Task objective:
Write each line out again exactly as written.

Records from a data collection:
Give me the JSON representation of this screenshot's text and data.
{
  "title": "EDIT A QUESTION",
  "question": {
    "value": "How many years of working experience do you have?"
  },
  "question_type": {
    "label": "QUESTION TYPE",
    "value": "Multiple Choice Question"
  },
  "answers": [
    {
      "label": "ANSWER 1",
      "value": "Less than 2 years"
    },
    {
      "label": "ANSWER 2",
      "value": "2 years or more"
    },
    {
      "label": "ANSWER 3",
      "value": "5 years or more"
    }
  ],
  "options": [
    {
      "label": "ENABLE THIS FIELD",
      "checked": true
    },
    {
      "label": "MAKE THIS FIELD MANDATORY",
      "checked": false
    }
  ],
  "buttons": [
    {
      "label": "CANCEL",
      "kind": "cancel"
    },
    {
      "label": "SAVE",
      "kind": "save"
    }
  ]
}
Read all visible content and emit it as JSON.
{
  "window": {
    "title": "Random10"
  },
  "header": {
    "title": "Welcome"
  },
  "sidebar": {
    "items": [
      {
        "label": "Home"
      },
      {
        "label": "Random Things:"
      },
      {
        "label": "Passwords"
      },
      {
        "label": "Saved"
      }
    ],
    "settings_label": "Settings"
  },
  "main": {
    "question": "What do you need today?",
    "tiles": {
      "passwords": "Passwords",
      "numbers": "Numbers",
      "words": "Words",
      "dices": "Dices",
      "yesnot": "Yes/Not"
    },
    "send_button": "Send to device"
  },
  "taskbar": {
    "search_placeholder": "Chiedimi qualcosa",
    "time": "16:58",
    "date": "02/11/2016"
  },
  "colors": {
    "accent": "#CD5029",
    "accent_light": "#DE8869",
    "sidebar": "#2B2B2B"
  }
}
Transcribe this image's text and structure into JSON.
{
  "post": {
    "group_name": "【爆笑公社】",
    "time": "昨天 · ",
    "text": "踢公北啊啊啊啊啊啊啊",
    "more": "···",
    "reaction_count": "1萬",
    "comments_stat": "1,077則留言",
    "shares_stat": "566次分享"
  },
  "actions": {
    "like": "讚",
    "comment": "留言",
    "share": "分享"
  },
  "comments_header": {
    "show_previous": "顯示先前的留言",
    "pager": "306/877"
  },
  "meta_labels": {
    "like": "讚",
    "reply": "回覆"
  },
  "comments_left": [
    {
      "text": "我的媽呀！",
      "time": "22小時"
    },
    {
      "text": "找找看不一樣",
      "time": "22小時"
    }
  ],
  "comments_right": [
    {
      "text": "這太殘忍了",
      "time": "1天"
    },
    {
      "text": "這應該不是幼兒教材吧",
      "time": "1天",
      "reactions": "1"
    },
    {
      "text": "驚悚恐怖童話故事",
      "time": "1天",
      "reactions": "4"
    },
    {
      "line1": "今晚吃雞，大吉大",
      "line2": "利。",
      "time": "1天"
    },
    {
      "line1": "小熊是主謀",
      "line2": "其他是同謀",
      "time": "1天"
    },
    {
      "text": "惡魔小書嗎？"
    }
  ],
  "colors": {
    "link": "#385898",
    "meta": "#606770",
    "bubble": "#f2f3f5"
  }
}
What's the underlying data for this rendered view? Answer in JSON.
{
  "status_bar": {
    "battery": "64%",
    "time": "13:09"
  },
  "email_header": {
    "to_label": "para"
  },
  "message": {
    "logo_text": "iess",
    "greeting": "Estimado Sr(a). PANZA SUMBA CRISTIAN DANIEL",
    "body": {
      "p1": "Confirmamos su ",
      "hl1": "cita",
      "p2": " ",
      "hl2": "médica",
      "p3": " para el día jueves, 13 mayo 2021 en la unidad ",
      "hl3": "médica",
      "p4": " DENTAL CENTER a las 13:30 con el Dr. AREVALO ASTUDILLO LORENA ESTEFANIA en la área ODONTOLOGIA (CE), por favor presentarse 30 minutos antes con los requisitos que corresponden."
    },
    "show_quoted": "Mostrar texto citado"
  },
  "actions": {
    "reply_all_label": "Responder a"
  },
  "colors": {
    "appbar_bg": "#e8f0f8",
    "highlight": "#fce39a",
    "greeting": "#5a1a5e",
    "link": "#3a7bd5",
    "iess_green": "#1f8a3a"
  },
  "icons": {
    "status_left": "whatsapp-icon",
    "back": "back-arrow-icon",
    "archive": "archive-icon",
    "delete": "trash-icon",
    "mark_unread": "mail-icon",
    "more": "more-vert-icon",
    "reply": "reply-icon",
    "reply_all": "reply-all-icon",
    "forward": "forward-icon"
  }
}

Output below:
Give me the JSON representation of this screenshot's text and data.
{
  "title": "EDIT A QUESTION",
  "question": {
    "value": "How many years of working experience do you have?"
  },
  "question_type": {
    "label": "QUESTION TYPE",
    "value": "Multiple Choice Question"
  },
  "answers": [
    {
      "label": "ANSWER 1",
      "value": "Less than 2 years"
    },
    {
      "label": "ANSWER 2",
      "value": "2 years or more"
    },
    {
      "label": "ANSWER 3",
      "value": "5 years or more"
    }
  ],
  "options": [
    {
      "label": "ENABLE THIS FIELD",
      "checked": true
    },
    {
      "label": "MAKE THIS FIELD MANDATORY",
      "checked": false
    }
  ],
  "buttons": [
    {
      "label": "CANCEL",
      "kind": "cancel"
    },
    {
      "label": "SAVE",
      "kind": "save"
    }
  ]
}
Read all visible content and emit it as JSON.
{
  "window": {
    "title": "Random10"
  },
  "header": {
    "title": "Welcome"
  },
  "sidebar": {
    "items": [
      {
        "label": "Home"
      },
      {
        "label": "Random Things:"
      },
      {
        "label": "Passwords"
      },
      {
        "label": "Saved"
      }
    ],
    "settings_label": "Settings"
  },
  "main": {
    "question": "What do you need today?",
    "tiles": {
      "passwords": "Passwords",
      "numbers": "Numbers",
      "words": "Words",
      "dices": "Dices",
      "yesnot": "Yes/Not"
    },
    "send_button": "Send to device"
  },
  "taskbar": {
    "search_placeholder": "Chiedimi qualcosa",
    "time": "16:58",
    "date": "02/11/2016"
  },
  "colors": {
    "accent": "#CD5029",
    "accent_light": "#DE8869",
    "sidebar": "#2B2B2B"
  }
}
Transcribe this image's text and structure into JSON.
{
  "post": {
    "group_name": "【爆笑公社】",
    "time": "昨天 · ",
    "text": "踢公北啊啊啊啊啊啊啊",
    "more": "···",
    "reaction_count": "1萬",
    "comments_stat": "1,077則留言",
    "shares_stat": "566次分享"
  },
  "actions": {
    "like": "讚",
    "comment": "留言",
    "share": "分享"
  },
  "comments_header": {
    "show_previous": "顯示先前的留言",
    "pager": "306/877"
  },
  "meta_labels": {
    "like": "讚",
    "reply": "回覆"
  },
  "comments_left": [
    {
      "text": "我的媽呀！",
      "time": "22小時"
    },
    {
      "text": "找找看不一樣",
      "time": "22小時"
    }
  ],
  "comments_right": [
    {
      "text": "這太殘忍了",
      "time": "1天"
    },
    {
      "text": "這應該不是幼兒教材吧",
      "time": "1天",
      "reactions": "1"
    },
    {
      "text": "驚悚恐怖童話故事",
      "time": "1天",
      "reactions": "4"
    },
    {
      "line1": "今晚吃雞，大吉大",
      "line2": "利。",
      "time": "1天"
    },
    {
      "line1": "小熊是主謀",
      "line2": "其他是同謀",
      "time": "1天"
    },
    {
      "text": "惡魔小書嗎？"
    }
  ],
  "colors": {
    "link": "#385898",
    "meta": "#606770",
    "bubble": "#f2f3f5"
  }
}
What's the underlying data for this rendered view? Answer in JSON.
{
  "status_bar": {
    "battery": "64%",
    "time": "13:09"
  },
  "email_header": {
    "to_label": "para"
  },
  "message": {
    "logo_text": "iess",
    "greeting": "Estimado Sr(a). PANZA SUMBA CRISTIAN DANIEL",
    "body": {
      "p1": "Confirmamos su ",
      "hl1": "cita",
      "p2": " ",
      "hl2": "médica",
      "p3": " para el día jueves, 13 mayo 2021 en la unidad ",
      "hl3": "médica",
      "p4": " DENTAL CENTER a las 13:30 con el Dr. AREVALO ASTUDILLO LORENA ESTEFANIA en la área ODONTOLOGIA (CE), por favor presentarse 30 minutos antes con los requisitos que corresponden."
    },
    "show_quoted": "Mostrar texto citado"
  },
  "actions": {
    "reply_all_label": "Responder a"
  },
  "colors": {
    "appbar_bg": "#e8f0f8",
    "highlight": "#fce39a",
    "greeting": "#5a1a5e",
    "link": "#3a7bd5",
    "iess_green": "#1f8a3a"
  },
  "icons": {
    "status_left": "whatsapp-icon",
    "back": "back-arrow-icon",
    "archive": "archive-icon",
    "delete": "trash-icon",
    "mark_unread": "mail-icon",
    "more": "more-vert-icon",
    "reply": "reply-icon",
    "reply_all": "reply-all-icon",
    "forward": "forward-icon"
  }
}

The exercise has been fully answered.